_Instructions to follow_
Repeat the records exactly. Every line must match.
** Start of Extracted records **
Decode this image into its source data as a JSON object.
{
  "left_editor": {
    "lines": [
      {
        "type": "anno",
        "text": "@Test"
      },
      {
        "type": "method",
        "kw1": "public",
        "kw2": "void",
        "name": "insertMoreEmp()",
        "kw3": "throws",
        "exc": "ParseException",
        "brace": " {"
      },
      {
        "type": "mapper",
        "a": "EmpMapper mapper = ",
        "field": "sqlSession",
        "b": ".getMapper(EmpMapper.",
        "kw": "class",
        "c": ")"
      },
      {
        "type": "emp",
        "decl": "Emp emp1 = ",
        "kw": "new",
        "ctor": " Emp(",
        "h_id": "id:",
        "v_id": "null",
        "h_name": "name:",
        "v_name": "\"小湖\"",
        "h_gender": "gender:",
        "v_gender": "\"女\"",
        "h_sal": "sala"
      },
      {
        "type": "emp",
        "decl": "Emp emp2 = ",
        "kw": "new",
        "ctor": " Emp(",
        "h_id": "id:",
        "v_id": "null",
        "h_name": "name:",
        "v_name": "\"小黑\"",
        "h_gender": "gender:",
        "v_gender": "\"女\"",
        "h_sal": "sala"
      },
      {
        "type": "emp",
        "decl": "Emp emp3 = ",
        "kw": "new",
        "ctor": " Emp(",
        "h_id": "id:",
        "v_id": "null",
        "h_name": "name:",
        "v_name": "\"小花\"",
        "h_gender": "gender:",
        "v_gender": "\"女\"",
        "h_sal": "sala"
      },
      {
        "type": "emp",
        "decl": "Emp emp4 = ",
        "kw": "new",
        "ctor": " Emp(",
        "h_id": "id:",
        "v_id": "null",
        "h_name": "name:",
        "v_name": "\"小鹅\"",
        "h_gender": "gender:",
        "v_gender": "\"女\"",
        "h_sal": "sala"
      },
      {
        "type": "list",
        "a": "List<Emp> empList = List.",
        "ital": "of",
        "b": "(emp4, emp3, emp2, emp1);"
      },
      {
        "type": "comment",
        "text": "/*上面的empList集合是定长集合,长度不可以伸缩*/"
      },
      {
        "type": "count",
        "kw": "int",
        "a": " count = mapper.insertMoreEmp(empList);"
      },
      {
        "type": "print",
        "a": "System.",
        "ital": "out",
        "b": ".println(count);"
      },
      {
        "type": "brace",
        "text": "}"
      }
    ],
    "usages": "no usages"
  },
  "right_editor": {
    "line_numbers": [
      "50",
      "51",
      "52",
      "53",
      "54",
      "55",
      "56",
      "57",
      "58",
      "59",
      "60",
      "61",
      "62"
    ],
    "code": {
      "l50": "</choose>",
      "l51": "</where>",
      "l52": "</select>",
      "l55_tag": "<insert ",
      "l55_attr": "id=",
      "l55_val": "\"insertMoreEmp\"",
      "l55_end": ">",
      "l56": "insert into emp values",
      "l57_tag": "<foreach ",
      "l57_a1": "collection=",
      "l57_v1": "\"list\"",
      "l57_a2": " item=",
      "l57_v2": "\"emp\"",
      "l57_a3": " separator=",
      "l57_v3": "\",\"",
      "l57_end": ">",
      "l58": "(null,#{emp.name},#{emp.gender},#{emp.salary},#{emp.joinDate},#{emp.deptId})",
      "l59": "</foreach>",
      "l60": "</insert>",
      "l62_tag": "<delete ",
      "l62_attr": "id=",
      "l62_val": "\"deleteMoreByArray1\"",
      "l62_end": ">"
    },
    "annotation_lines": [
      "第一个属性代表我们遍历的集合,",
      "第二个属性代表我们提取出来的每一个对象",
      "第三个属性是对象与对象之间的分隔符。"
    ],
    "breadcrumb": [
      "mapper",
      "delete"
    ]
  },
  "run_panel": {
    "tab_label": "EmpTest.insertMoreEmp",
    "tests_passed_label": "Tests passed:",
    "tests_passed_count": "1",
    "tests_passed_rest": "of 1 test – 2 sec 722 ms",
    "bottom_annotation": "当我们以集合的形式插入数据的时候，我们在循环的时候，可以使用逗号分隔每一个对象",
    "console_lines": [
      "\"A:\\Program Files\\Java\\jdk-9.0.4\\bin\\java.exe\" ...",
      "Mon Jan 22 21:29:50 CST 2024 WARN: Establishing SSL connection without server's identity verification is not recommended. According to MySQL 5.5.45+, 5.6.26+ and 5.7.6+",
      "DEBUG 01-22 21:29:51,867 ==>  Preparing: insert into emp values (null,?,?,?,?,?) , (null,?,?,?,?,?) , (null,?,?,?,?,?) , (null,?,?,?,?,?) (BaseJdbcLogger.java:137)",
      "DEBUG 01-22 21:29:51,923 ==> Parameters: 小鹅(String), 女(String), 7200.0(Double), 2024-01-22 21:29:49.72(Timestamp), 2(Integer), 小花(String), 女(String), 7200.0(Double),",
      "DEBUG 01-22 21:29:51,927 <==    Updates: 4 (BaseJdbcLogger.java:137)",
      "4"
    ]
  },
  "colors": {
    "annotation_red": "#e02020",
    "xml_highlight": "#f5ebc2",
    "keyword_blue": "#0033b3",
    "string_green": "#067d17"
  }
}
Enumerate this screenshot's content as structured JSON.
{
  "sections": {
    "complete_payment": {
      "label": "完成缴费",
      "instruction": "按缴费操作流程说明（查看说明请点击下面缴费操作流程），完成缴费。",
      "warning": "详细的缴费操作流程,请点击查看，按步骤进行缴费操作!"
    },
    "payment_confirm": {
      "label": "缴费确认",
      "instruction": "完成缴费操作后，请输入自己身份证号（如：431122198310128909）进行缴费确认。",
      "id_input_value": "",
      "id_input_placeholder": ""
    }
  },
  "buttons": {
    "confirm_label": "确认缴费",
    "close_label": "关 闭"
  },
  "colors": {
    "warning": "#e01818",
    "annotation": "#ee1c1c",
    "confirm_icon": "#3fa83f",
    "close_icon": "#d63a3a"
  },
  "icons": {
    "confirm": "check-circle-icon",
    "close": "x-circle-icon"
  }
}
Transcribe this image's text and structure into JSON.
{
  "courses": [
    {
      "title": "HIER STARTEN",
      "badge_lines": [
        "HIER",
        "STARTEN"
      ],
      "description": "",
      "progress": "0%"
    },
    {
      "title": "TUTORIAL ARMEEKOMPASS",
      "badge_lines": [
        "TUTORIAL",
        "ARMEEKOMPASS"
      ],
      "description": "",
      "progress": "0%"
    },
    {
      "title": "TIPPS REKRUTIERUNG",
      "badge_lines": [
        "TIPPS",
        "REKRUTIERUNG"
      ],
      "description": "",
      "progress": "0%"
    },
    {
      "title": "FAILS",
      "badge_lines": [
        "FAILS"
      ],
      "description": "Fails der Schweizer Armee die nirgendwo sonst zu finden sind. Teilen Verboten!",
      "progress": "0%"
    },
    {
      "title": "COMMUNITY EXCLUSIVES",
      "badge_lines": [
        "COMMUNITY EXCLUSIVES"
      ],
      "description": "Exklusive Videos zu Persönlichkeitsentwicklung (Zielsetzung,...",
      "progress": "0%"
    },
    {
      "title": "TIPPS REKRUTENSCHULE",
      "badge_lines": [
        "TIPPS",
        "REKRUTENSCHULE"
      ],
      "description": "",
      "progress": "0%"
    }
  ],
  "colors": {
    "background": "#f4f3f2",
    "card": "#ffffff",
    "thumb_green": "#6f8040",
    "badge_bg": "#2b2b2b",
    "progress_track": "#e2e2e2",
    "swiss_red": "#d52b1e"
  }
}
** End of Extracted records **
_Exercise solution_
Decode this image into its source data as a JSON object.
{
  "left_editor": {
    "lines": [
      {
        "type": "anno",
        "text": "@Test"
      },
      {
        "type": "method",
        "kw1": "public",
        "kw2": "void",
        "name": "insertMoreEmp()",
        "kw3": "throws",
        "exc": "ParseException",
        "brace": " {"
      },
      {
        "type": "mapper",
        "a": "EmpMapper mapper = ",
        "field": "sqlSession",
        "b": ".getMapper(EmpMapper.",
        "kw": "class",
        "c": ")"
      },
      {
        "type": "emp",
        "decl": "Emp emp1 = ",
        "kw": "new",
        "ctor": " Emp(",
        "h_id": "id:",
        "v_id": "null",
        "h_name": "name:",
        "v_name": "\"小湖\"",
        "h_gender": "gender:",
        "v_gender": "\"女\"",
        "h_sal": "sala"
      },
      {
        "type": "emp",
        "decl": "Emp emp2 = ",
        "kw": "new",
        "ctor": " Emp(",
        "h_id": "id:",
        "v_id": "null",
        "h_name": "name:",
        "v_name": "\"小黑\"",
        "h_gender": "gender:",
        "v_gender": "\"女\"",
        "h_sal": "sala"
      },
      {
        "type": "emp",
        "decl": "Emp emp3 = ",
        "kw": "new",
        "ctor": " Emp(",
        "h_id": "id:",
        "v_id": "null",
        "h_name": "name:",
        "v_name": "\"小花\"",
        "h_gender": "gender:",
        "v_gender": "\"女\"",
        "h_sal": "sala"
      },
      {
        "type": "emp",
        "decl": "Emp emp4 = ",
        "kw": "new",
        "ctor": " Emp(",
        "h_id": "id:",
        "v_id": "null",
        "h_name": "name:",
        "v_name": "\"小鹅\"",
        "h_gender": "gender:",
        "v_gender": "\"女\"",
        "h_sal": "sala"
      },
      {
        "type": "list",
        "a": "List<Emp> empList = List.",
        "ital": "of",
        "b": "(emp4, emp3, emp2, emp1);"
      },
      {
        "type": "comment",
        "text": "/*上面的empList集合是定长集合,长度不可以伸缩*/"
      },
      {
        "type": "count",
        "kw": "int",
        "a": " count = mapper.insertMoreEmp(empList);"
      },
      {
        "type": "print",
        "a": "System.",
        "ital": "out",
        "b": ".println(count);"
      },
      {
        "type": "brace",
        "text": "}"
      }
    ],
    "usages": "no usages"
  },
  "right_editor": {
    "line_numbers": [
      "50",
      "51",
      "52",
      "53",
      "54",
      "55",
      "56",
      "57",
      "58",
      "59",
      "60",
      "61",
      "62"
    ],
    "code": {
      "l50": "</choose>",
      "l51": "</where>",
      "l52": "</select>",
      "l55_tag": "<insert ",
      "l55_attr": "id=",
      "l55_val": "\"insertMoreEmp\"",
      "l55_end": ">",
      "l56": "insert into emp values",
      "l57_tag": "<foreach ",
      "l57_a1": "collection=",
      "l57_v1": "\"list\"",
      "l57_a2": " item=",
      "l57_v2": "\"emp\"",
      "l57_a3": " separator=",
      "l57_v3": "\",\"",
      "l57_end": ">",
      "l58": "(null,#{emp.name},#{emp.gender},#{emp.salary},#{emp.joinDate},#{emp.deptId})",
      "l59": "</foreach>",
      "l60": "</insert>",
      "l62_tag": "<delete ",
      "l62_attr": "id=",
      "l62_val": "\"deleteMoreByArray1\"",
      "l62_end": ">"
    },
    "annotation_lines": [
      "第一个属性代表我们遍历的集合,",
      "第二个属性代表我们提取出来的每一个对象",
      "第三个属性是对象与对象之间的分隔符。"
    ],
    "breadcrumb": [
      "mapper",
      "delete"
    ]
  },
  "run_panel": {
    "tab_label": "EmpTest.insertMoreEmp",
    "tests_passed_label": "Tests passed:",
    "tests_passed_count": "1",
    "tests_passed_rest": "of 1 test – 2 sec 722 ms",
    "bottom_annotation": "当我们以集合的形式插入数据的时候，我们在循环的时候，可以使用逗号分隔每一个对象",
    "console_lines": [
      "\"A:\\Program Files\\Java\\jdk-9.0.4\\bin\\java.exe\" ...",
      "Mon Jan 22 21:29:50 CST 2024 WARN: Establishing SSL connection without server's identity verification is not recommended. According to MySQL 5.5.45+, 5.6.26+ and 5.7.6+",
      "DEBUG 01-22 21:29:51,867 ==>  Preparing: insert into emp values (null,?,?,?,?,?) , (null,?,?,?,?,?) , (null,?,?,?,?,?) , (null,?,?,?,?,?) (BaseJdbcLogger.java:137)",
      "DEBUG 01-22 21:29:51,923 ==> Parameters: 小鹅(String), 女(String), 7200.0(Double), 2024-01-22 21:29:49.72(Timestamp), 2(Integer), 小花(String), 女(String), 7200.0(Double),",
      "DEBUG 01-22 21:29:51,927 <==    Updates: 4 (BaseJdbcLogger.java:137)",
      "4"
    ]
  },
  "colors": {
    "annotation_red": "#e02020",
    "xml_highlight": "#f5ebc2",
    "keyword_blue": "#0033b3",
    "string_green": "#067d17"
  }
}
Enumerate this screenshot's content as structured JSON.
{
  "sections": {
    "complete_payment": {
      "label": "完成缴费",
      "instruction": "按缴费操作流程说明（查看说明请点击下面缴费操作流程），完成缴费。",
      "warning": "详细的缴费操作流程,请点击查看，按步骤进行缴费操作!"
    },
    "payment_confirm": {
      "label": "缴费确认",
      "instruction": "完成缴费操作后，请输入自己身份证号（如：431122198310128909）进行缴费确认。",
      "id_input_value": "",
      "id_input_placeholder": ""
    }
  },
  "buttons": {
    "confirm_label": "确认缴费",
    "close_label": "关 闭"
  },
  "colors": {
    "warning": "#e01818",
    "annotation": "#ee1c1c",
    "confirm_icon": "#3fa83f",
    "close_icon": "#d63a3a"
  },
  "icons": {
    "confirm": "check-circle-icon",
    "close": "x-circle-icon"
  }
}
Transcribe this image's text and structure into JSON.
{
  "courses": [
    {
      "title": "HIER STARTEN",
      "badge_lines": [
        "HIER",
        "STARTEN"
      ],
      "description": "",
      "progress": "0%"
    },
    {
      "title": "TUTORIAL ARMEEKOMPASS",
      "badge_lines": [
        "TUTORIAL",
        "ARMEEKOMPASS"
      ],
      "description": "",
      "progress": "0%"
    },
    {
      "title": "TIPPS REKRUTIERUNG",
      "badge_lines": [
        "TIPPS",
        "REKRUTIERUNG"
      ],
      "description": "",
      "progress": "0%"
    },
    {
      "title": "FAILS",
      "badge_lines": [
        "FAILS"
      ],
      "description": "Fails der Schweizer Armee die nirgendwo sonst zu finden sind. Teilen Verboten!",
      "progress": "0%"
    },
    {
      "title": "COMMUNITY EXCLUSIVES",
      "badge_lines": [
        "COMMUNITY EXCLUSIVES"
      ],
      "description": "Exklusive Videos zu Persönlichkeitsentwicklung (Zielsetzung,...",
      "progress": "0%"
    },
    {
      "title": "TIPPS REKRUTENSCHULE",
      "badge_lines": [
        "TIPPS",
        "REKRUTENSCHULE"
      ],
      "description": "",
      "progress": "0%"
    }
  ],
  "colors": {
    "background": "#f4f3f2",
    "card": "#ffffff",
    "thumb_green": "#6f8040",
    "badge_bg": "#2b2b2b",
    "progress_track": "#e2e2e2",
    "swiss_red": "#d52b1e"
  }
}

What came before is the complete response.